>> start DATA SUPPLIED

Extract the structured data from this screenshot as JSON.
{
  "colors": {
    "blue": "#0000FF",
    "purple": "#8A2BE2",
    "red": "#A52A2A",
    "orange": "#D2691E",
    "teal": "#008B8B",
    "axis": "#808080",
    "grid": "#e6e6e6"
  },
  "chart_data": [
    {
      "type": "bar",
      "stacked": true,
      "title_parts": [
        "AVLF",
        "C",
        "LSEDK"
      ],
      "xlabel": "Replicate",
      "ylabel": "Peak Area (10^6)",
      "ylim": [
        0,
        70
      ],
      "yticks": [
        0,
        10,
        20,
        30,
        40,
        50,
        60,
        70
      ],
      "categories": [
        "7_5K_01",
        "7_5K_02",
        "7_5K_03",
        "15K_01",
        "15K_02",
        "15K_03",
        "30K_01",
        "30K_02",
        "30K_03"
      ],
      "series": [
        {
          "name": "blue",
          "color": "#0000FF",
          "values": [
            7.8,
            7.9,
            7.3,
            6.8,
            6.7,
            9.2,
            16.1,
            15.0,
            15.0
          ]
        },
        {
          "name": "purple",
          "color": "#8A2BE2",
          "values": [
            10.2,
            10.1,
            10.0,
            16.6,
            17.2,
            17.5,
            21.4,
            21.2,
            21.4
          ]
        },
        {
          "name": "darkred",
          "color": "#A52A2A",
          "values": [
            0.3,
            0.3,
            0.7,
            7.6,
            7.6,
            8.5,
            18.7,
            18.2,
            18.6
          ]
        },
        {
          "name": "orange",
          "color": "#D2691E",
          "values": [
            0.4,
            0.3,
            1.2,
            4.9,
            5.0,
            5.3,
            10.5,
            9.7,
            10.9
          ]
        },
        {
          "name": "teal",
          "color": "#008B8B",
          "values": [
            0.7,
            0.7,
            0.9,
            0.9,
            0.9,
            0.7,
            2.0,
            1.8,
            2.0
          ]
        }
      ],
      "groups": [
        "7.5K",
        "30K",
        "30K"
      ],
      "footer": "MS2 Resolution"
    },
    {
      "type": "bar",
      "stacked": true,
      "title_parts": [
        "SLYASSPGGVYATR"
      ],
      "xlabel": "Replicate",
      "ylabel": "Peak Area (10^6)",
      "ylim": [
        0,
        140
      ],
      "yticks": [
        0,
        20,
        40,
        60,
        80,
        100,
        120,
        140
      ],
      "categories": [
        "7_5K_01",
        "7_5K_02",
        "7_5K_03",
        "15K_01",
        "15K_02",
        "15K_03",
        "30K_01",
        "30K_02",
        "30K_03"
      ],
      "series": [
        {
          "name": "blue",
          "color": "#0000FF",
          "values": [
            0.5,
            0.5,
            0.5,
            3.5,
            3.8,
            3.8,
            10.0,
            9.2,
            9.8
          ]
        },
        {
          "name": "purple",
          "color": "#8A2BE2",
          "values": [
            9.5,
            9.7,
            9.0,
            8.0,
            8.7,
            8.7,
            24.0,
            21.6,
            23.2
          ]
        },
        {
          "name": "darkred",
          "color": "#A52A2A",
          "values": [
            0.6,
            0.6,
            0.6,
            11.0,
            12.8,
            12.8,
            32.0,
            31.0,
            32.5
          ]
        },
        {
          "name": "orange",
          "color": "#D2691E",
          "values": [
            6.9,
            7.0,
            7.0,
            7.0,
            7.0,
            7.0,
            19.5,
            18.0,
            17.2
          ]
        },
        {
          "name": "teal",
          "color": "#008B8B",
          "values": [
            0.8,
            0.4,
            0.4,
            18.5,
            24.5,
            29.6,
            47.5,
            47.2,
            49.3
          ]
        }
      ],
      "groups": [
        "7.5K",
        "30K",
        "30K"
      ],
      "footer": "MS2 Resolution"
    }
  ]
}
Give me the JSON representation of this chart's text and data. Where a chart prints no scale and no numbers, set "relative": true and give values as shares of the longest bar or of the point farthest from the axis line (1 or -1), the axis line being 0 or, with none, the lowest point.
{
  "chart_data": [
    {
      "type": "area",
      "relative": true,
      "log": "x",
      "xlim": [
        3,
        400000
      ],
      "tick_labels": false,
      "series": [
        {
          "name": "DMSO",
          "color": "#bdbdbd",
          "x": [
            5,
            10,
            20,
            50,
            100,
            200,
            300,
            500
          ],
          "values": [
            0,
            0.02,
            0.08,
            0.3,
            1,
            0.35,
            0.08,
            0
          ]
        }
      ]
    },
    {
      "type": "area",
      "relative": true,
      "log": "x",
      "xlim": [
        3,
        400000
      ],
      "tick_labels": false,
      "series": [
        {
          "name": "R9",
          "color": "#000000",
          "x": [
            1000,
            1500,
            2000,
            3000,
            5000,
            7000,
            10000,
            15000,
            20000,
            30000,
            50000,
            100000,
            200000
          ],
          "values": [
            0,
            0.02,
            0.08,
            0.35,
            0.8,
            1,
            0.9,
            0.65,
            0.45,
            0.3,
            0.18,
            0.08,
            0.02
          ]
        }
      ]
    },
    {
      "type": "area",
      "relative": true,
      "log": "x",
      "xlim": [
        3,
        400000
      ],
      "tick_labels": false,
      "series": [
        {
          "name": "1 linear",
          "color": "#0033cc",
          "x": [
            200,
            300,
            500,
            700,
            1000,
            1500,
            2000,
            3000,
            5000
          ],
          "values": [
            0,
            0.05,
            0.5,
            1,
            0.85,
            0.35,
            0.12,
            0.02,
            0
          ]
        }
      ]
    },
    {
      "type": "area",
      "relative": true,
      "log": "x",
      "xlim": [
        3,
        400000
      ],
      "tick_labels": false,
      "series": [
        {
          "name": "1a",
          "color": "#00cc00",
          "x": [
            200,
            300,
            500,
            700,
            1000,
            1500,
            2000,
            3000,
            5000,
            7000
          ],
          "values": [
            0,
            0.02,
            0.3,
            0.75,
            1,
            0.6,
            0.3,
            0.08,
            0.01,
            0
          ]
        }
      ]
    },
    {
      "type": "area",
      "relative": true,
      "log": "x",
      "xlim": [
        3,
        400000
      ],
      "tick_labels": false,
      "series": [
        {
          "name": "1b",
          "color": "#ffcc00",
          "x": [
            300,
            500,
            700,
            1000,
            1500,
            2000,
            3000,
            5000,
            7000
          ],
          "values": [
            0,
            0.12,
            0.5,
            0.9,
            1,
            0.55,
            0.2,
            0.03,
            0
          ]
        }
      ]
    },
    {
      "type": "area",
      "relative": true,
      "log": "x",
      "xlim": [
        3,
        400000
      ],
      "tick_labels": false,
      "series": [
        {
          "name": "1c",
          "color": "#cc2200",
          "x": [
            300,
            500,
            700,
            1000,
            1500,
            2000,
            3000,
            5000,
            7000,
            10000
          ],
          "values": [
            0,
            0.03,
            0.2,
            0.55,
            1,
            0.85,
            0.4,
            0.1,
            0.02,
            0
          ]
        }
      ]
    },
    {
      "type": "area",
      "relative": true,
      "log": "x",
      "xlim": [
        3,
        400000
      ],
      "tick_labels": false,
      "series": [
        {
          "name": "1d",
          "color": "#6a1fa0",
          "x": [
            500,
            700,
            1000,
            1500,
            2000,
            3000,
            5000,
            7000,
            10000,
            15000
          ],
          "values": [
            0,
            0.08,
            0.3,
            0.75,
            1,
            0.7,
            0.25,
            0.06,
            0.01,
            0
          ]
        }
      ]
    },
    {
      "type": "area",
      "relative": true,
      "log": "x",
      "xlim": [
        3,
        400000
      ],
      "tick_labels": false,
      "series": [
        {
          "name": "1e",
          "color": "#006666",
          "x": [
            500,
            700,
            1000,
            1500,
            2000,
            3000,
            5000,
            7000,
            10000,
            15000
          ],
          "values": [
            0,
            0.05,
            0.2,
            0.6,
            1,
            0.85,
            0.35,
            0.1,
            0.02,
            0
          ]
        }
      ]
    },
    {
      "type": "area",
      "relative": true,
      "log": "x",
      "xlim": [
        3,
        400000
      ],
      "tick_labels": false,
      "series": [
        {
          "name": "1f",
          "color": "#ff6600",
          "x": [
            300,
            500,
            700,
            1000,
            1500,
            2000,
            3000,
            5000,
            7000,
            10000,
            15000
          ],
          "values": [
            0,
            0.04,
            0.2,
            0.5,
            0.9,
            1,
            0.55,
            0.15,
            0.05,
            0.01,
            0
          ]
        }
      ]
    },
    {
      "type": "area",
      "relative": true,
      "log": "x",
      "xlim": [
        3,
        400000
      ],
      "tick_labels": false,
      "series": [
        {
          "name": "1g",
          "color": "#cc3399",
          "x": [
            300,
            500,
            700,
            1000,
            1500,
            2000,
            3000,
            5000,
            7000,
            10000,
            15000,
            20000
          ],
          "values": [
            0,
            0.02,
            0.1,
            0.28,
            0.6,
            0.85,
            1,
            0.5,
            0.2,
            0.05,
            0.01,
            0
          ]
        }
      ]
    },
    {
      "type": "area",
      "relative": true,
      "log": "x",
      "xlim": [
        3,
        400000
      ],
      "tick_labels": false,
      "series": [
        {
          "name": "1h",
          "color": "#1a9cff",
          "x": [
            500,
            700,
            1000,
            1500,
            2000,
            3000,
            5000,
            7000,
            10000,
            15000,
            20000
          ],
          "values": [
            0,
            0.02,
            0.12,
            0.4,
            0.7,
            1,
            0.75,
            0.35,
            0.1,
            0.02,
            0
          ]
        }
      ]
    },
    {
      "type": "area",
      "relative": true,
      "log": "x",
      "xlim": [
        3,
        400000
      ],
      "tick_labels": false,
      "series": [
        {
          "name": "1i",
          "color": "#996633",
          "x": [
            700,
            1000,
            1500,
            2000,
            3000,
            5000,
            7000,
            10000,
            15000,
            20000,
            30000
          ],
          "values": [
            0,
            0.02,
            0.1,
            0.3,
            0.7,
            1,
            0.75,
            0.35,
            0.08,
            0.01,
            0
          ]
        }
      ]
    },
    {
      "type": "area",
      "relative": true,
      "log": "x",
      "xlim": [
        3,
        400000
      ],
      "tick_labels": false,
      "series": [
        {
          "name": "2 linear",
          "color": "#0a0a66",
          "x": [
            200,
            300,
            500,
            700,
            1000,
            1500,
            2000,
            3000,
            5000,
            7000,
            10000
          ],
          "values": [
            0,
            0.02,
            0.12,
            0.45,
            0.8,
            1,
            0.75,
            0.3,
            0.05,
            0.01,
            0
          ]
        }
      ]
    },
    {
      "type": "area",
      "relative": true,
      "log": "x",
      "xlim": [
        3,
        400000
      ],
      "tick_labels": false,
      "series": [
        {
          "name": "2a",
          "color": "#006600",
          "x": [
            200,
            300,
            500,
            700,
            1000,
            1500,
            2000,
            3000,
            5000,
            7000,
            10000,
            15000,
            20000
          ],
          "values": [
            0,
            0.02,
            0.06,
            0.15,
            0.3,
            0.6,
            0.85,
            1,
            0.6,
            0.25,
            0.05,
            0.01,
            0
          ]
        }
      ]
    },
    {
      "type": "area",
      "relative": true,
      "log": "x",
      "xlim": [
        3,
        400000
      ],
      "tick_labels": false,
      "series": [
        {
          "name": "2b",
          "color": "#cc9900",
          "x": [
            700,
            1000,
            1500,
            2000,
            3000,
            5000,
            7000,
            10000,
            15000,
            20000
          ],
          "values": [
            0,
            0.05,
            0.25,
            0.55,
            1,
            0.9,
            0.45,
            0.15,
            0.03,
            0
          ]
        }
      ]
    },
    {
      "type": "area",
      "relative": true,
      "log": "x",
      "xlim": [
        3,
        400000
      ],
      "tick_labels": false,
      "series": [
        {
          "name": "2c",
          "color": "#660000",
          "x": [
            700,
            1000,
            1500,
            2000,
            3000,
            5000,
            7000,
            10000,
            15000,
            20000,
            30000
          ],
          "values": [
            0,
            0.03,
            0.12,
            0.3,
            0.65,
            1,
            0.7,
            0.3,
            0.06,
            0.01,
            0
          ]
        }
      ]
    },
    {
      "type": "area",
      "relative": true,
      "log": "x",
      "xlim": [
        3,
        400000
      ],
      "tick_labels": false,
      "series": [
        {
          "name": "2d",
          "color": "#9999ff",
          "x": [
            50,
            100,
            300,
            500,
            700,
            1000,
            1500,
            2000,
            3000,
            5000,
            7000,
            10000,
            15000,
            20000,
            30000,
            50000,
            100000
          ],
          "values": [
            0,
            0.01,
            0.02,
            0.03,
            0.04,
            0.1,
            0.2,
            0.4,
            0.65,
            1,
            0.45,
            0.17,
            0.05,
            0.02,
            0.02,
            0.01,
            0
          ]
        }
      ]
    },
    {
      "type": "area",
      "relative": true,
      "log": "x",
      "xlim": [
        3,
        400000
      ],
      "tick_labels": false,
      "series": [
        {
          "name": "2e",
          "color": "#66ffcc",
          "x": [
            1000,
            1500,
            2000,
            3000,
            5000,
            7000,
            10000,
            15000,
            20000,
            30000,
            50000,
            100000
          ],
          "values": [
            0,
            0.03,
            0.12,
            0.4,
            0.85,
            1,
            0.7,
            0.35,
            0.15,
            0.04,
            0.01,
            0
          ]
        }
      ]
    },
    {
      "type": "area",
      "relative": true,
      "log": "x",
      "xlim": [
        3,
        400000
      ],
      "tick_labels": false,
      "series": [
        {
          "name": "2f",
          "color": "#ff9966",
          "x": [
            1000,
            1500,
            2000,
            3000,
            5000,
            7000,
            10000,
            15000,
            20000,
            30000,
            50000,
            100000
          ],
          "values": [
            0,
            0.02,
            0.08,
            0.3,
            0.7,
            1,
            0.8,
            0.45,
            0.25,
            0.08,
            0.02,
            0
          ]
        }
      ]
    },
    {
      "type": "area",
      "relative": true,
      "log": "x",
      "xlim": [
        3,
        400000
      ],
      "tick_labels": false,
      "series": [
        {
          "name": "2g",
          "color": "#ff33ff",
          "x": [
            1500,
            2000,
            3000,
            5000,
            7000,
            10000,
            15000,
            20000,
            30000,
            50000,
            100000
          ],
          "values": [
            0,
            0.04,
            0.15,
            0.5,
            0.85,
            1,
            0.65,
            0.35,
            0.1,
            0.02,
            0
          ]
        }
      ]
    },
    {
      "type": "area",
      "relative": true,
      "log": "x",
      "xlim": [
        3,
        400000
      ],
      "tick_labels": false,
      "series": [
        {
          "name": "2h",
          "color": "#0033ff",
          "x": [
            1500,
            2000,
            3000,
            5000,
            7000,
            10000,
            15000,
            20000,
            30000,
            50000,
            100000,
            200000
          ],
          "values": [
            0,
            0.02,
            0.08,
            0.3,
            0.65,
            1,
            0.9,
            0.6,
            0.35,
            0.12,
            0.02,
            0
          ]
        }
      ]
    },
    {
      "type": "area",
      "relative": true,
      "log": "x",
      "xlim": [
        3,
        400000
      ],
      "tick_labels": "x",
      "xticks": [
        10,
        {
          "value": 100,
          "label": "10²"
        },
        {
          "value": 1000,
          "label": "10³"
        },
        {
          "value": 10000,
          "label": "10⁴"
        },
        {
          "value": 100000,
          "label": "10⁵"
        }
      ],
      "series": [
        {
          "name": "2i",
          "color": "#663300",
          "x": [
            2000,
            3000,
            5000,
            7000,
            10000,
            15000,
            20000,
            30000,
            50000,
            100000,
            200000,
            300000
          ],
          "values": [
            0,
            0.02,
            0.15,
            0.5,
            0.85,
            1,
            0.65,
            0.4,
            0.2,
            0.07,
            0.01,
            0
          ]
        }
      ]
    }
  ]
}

>> end DATA SUPPLIED

EXERCISE
Look over the material above and show each line where "from" appears.

THE REPLY
Extract the structured data from this screenshot as JSON.
Give me the JSON representation of this chart's text and data. Where a chart prints no scale and no numbers, set "relative": true and give values as shares of the longest bar or of the point farthest from the axis line (1 or -1), the axis line being 0 or, with none, the lowest point.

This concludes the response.